*LISTING*
■ ■ ■ ■ ■ ■ ■

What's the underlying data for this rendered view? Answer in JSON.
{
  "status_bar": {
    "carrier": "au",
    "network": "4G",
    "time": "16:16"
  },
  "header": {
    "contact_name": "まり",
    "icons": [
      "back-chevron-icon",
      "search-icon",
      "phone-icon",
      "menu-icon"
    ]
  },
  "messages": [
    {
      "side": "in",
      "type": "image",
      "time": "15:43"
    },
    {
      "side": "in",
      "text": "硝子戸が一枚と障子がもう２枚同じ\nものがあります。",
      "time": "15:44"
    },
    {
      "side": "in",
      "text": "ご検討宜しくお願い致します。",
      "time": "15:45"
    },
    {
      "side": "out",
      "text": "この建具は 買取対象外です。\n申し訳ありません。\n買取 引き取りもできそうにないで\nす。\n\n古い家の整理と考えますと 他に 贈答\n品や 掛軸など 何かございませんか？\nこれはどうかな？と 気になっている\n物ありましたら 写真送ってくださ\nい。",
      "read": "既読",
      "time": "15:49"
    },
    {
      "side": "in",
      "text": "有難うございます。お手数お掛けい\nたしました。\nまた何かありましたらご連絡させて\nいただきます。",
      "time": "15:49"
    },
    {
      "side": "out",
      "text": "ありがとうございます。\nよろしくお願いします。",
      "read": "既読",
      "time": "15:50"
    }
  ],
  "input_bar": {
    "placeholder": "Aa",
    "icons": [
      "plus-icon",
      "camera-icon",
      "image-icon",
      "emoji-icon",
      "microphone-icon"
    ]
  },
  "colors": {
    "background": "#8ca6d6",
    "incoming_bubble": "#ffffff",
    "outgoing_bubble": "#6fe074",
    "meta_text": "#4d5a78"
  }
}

■ ■ ■ ■ ■ ■ ■

*GOAL OF THE EXERCISE*
Return every line exactly.

*COMPLETE RESPONSE*
What's the underlying data for this rendered view? Answer in JSON.
{
  "status_bar": {
    "carrier": "au",
    "network": "4G",
    "time": "16:16"
  },
  "header": {
    "contact_name": "まり",
    "icons": [
      "back-chevron-icon",
      "search-icon",
      "phone-icon",
      "menu-icon"
    ]
  },
  "messages": [
    {
      "side": "in",
      "type": "image",
      "time": "15:43"
    },
    {
      "side": "in",
      "text": "硝子戸が一枚と障子がもう２枚同じ\nものがあります。",
      "time": "15:44"
    },
    {
      "side": "in",
      "text": "ご検討宜しくお願い致します。",
      "time": "15:45"
    },
    {
      "side": "out",
      "text": "この建具は 買取対象外です。\n申し訳ありません。\n買取 引き取りもできそうにないで\nす。\n\n古い家の整理と考えますと 他に 贈答\n品や 掛軸など 何かございませんか？\nこれはどうかな？と 気になっている\n物ありましたら 写真送ってくださ\nい。",
      "read": "既読",
      "time": "15:49"
    },
    {
      "side": "in",
      "text": "有難うございます。お手数お掛けい\nたしました。\nまた何かありましたらご連絡させて\nいただきます。",
      "time": "15:49"
    },
    {
      "side": "out",
      "text": "ありがとうございます。\nよろしくお願いします。",
      "read": "既読",
      "time": "15:50"
    }
  ],
  "input_bar": {
    "placeholder": "Aa",
    "icons": [
      "plus-icon",
      "camera-icon",
      "image-icon",
      "emoji-icon",
      "microphone-icon"
    ]
  },
  "colors": {
    "background": "#8ca6d6",
    "incoming_bubble": "#ffffff",
    "outgoing_bubble": "#6fe074",
    "meta_text": "#4d5a78"
  }
}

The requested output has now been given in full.